-- START INPUT MATERIAL --

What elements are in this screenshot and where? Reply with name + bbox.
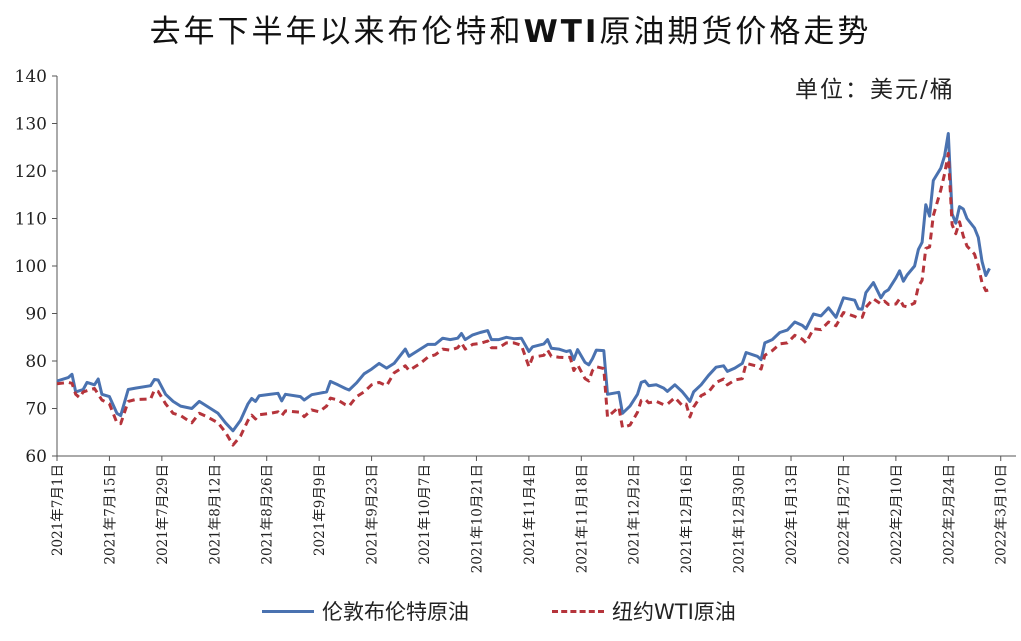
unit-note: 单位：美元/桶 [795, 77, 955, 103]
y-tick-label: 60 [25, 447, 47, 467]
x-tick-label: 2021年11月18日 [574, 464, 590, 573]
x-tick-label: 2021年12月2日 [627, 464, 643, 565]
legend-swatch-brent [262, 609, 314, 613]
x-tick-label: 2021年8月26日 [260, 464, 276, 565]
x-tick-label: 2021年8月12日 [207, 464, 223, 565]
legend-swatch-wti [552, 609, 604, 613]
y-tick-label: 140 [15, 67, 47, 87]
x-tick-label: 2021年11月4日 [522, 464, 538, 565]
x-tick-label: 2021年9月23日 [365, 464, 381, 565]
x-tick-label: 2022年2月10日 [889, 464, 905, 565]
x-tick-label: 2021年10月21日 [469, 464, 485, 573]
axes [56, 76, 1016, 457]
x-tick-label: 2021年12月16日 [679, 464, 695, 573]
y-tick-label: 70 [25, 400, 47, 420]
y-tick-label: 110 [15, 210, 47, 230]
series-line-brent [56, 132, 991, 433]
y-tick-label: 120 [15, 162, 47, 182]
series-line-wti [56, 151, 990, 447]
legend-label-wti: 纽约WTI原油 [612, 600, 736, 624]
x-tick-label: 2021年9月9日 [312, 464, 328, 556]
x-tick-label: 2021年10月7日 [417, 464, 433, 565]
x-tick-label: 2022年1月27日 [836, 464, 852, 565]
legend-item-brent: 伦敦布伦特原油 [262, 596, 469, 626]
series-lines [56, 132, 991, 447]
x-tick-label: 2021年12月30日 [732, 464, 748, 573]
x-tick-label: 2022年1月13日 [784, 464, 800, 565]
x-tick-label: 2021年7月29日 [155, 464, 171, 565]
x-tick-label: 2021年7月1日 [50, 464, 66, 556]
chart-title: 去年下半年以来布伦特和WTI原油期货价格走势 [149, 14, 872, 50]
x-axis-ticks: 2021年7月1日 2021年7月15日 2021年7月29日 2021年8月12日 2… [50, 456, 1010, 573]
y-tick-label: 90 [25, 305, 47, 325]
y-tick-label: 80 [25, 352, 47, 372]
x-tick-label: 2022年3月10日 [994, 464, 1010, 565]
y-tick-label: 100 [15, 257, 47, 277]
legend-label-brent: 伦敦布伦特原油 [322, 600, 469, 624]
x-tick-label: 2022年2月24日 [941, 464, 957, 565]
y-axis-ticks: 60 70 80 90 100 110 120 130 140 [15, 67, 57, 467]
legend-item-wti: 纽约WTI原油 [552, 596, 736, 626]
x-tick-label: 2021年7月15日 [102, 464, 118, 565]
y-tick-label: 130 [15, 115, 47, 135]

-- END INPUT MATERIAL --

● GOAL: Switch "screenshot" to "image" in the records above and reproduce them with nothing else changed. Omit the pictures from your answer.

● RESPONSE TO THIS TASK:
What elements are in this image and where? Reply with name + bbox.
unit-note: 单位：美元/桶 [795, 77, 955, 103]
y-tick-label: 60 [25, 447, 47, 467]
x-tick-label: 2021年11月18日 [574, 464, 590, 573]
x-tick-label: 2021年12月2日 [627, 464, 643, 565]
legend-swatch-brent [262, 609, 314, 613]
x-tick-label: 2021年8月26日 [260, 464, 276, 565]
x-tick-label: 2021年8月12日 [207, 464, 223, 565]
legend-swatch-wti [552, 609, 604, 613]
y-tick-label: 140 [15, 67, 47, 87]
x-tick-label: 2021年11月4日 [522, 464, 538, 565]
x-tick-label: 2021年9月23日 [365, 464, 381, 565]
x-tick-label: 2022年2月10日 [889, 464, 905, 565]
x-tick-label: 2021年10月21日 [469, 464, 485, 573]
axes [56, 76, 1016, 457]
x-tick-label: 2021年12月16日 [679, 464, 695, 573]
y-tick-label: 70 [25, 400, 47, 420]
y-tick-label: 110 [15, 210, 47, 230]
series-line-brent [56, 132, 991, 433]
y-tick-label: 120 [15, 162, 47, 182]
series-line-wti [56, 151, 990, 447]
legend-label-wti: 纽约WTI原油 [612, 600, 736, 624]
x-tick-label: 2021年9月9日 [312, 464, 328, 556]
x-tick-label: 2021年10月7日 [417, 464, 433, 565]
x-tick-label: 2022年1月27日 [836, 464, 852, 565]
legend-item-brent: 伦敦布伦特原油 [262, 596, 469, 626]
series-lines [56, 132, 991, 447]
x-tick-label: 2021年12月30日 [732, 464, 748, 573]
x-tick-label: 2022年1月13日 [784, 464, 800, 565]
x-tick-label: 2021年7月29日 [155, 464, 171, 565]
x-tick-label: 2021年7月1日 [50, 464, 66, 556]
chart-title: 去年下半年以来布伦特和WTI原油期货价格走势 [149, 14, 872, 50]
x-axis-ticks: 2021年7月1日 2021年7月15日 2021年7月29日 2021年8月12日 2… [50, 456, 1010, 573]
y-tick-label: 90 [25, 305, 47, 325]
y-tick-label: 80 [25, 352, 47, 372]
x-tick-label: 2022年3月10日 [994, 464, 1010, 565]
y-tick-label: 100 [15, 257, 47, 277]
legend-label-brent: 伦敦布伦特原油 [322, 600, 469, 624]
x-tick-label: 2022年2月24日 [941, 464, 957, 565]
y-axis-ticks: 60 70 80 90 100 110 120 130 140 [15, 67, 57, 467]
legend-item-wti: 纽约WTI原油 [552, 596, 736, 626]
x-tick-label: 2021年7月15日 [102, 464, 118, 565]
y-tick-label: 130 [15, 115, 47, 135]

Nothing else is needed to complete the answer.